**Description of the task**
Please repeat the records word for word, starting at the first line and ending at the line that contains "x-tick-label: 1950 bbox=[74, 215, 98, 227]".

[start of Entries shown]

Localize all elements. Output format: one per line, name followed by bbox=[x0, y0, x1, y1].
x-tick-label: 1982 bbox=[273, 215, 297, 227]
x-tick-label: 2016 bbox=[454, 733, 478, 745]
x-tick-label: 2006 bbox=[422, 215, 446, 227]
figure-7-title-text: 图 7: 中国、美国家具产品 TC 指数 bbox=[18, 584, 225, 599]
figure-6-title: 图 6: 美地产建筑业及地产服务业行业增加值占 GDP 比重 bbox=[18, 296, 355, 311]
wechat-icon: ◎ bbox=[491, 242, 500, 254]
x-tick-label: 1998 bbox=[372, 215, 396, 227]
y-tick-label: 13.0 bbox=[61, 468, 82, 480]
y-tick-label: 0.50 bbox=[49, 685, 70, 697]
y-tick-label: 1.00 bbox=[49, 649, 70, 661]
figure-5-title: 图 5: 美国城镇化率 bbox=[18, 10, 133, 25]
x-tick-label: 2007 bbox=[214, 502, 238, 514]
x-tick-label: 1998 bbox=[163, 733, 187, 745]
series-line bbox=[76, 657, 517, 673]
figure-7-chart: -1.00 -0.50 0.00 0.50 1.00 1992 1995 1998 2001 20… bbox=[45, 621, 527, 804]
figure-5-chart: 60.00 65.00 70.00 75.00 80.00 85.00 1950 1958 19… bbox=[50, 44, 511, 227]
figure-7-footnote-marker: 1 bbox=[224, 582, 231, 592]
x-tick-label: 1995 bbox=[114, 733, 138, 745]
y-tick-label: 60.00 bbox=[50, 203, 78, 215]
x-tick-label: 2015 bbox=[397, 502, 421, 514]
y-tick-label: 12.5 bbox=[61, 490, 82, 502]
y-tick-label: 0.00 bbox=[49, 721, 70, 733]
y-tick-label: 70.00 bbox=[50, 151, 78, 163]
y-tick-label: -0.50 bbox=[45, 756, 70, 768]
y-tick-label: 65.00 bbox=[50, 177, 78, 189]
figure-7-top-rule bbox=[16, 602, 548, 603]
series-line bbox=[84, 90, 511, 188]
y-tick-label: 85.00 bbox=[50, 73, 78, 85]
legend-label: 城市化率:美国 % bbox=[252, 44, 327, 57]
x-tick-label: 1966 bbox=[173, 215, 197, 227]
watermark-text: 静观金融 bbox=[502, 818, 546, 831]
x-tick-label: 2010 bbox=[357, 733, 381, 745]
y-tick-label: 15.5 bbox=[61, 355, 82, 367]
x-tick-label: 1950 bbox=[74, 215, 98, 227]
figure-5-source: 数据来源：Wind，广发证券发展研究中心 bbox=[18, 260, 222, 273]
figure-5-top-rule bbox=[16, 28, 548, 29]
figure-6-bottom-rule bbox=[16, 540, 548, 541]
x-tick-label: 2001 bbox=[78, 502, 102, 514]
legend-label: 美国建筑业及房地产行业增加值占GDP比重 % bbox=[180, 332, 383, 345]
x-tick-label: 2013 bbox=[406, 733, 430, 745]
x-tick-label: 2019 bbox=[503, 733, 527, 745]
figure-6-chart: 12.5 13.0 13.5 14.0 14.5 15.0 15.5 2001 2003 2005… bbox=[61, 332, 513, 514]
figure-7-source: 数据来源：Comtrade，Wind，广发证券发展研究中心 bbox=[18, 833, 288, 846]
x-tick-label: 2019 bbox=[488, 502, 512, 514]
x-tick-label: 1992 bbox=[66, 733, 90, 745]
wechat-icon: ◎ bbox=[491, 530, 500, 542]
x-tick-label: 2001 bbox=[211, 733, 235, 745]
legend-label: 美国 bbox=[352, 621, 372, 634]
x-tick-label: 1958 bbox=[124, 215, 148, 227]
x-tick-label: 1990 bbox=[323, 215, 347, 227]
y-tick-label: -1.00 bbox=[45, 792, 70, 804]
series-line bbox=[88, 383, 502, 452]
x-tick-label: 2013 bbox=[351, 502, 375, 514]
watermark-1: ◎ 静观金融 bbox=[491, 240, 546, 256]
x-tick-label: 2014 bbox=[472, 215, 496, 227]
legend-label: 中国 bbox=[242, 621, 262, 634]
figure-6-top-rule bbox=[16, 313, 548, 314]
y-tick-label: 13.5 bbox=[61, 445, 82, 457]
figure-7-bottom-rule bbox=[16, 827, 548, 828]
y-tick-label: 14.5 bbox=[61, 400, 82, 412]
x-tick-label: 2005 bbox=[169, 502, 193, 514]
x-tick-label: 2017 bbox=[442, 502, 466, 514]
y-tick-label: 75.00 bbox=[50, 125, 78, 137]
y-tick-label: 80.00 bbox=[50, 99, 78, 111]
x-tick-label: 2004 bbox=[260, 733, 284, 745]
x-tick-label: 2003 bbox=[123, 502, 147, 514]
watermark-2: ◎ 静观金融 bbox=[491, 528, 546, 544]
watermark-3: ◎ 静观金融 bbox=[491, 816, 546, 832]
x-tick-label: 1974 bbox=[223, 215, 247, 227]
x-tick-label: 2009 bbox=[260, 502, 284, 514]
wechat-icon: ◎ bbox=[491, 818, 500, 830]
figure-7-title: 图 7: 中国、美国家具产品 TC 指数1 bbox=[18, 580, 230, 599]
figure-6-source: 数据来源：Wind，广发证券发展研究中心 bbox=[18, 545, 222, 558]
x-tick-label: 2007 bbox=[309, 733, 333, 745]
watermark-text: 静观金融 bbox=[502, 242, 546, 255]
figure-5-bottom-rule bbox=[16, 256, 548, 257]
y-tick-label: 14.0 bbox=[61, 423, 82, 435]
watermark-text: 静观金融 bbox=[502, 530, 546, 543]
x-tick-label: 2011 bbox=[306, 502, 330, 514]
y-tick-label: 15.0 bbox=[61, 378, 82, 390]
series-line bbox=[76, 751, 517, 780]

[end of Entries shown]

**Response**
Localize all elements. Output format: one per line, name followed by bbox=[x0, y0, x1, y1].
x-tick-label: 1982 bbox=[273, 215, 297, 227]
x-tick-label: 2016 bbox=[454, 733, 478, 745]
x-tick-label: 2006 bbox=[422, 215, 446, 227]
figure-7-title-text: 图 7: 中国、美国家具产品 TC 指数 bbox=[18, 584, 225, 599]
figure-6-title: 图 6: 美地产建筑业及地产服务业行业增加值占 GDP 比重 bbox=[18, 296, 355, 311]
wechat-icon: ◎ bbox=[491, 242, 500, 254]
x-tick-label: 1998 bbox=[372, 215, 396, 227]
y-tick-label: 13.0 bbox=[61, 468, 82, 480]
y-tick-label: 0.50 bbox=[49, 685, 70, 697]
y-tick-label: 1.00 bbox=[49, 649, 70, 661]
figure-5-title: 图 5: 美国城镇化率 bbox=[18, 10, 133, 25]
x-tick-label: 2007 bbox=[214, 502, 238, 514]
x-tick-label: 1998 bbox=[163, 733, 187, 745]
series-line bbox=[76, 657, 517, 673]
figure-7-chart: -1.00 -0.50 0.00 0.50 1.00 1992 1995 1998 2001 20… bbox=[45, 621, 527, 804]
figure-5-chart: 60.00 65.00 70.00 75.00 80.00 85.00 1950 1958 19… bbox=[50, 44, 511, 227]
figure-7-footnote-marker: 1 bbox=[224, 582, 231, 592]
x-tick-label: 1995 bbox=[114, 733, 138, 745]
y-tick-label: 60.00 bbox=[50, 203, 78, 215]
x-tick-label: 2015 bbox=[397, 502, 421, 514]
y-tick-label: 12.5 bbox=[61, 490, 82, 502]
y-tick-label: 0.00 bbox=[49, 721, 70, 733]
y-tick-label: 70.00 bbox=[50, 151, 78, 163]
y-tick-label: -0.50 bbox=[45, 756, 70, 768]
y-tick-label: 65.00 bbox=[50, 177, 78, 189]
figure-7-top-rule bbox=[16, 602, 548, 603]
series-line bbox=[84, 90, 511, 188]
y-tick-label: 85.00 bbox=[50, 73, 78, 85]
legend-label: 城市化率:美国 % bbox=[252, 44, 327, 57]
x-tick-label: 1966 bbox=[173, 215, 197, 227]
watermark-text: 静观金融 bbox=[502, 818, 546, 831]
x-tick-label: 2010 bbox=[357, 733, 381, 745]
y-tick-label: 15.5 bbox=[61, 355, 82, 367]
x-tick-label: 1950 bbox=[74, 215, 98, 227]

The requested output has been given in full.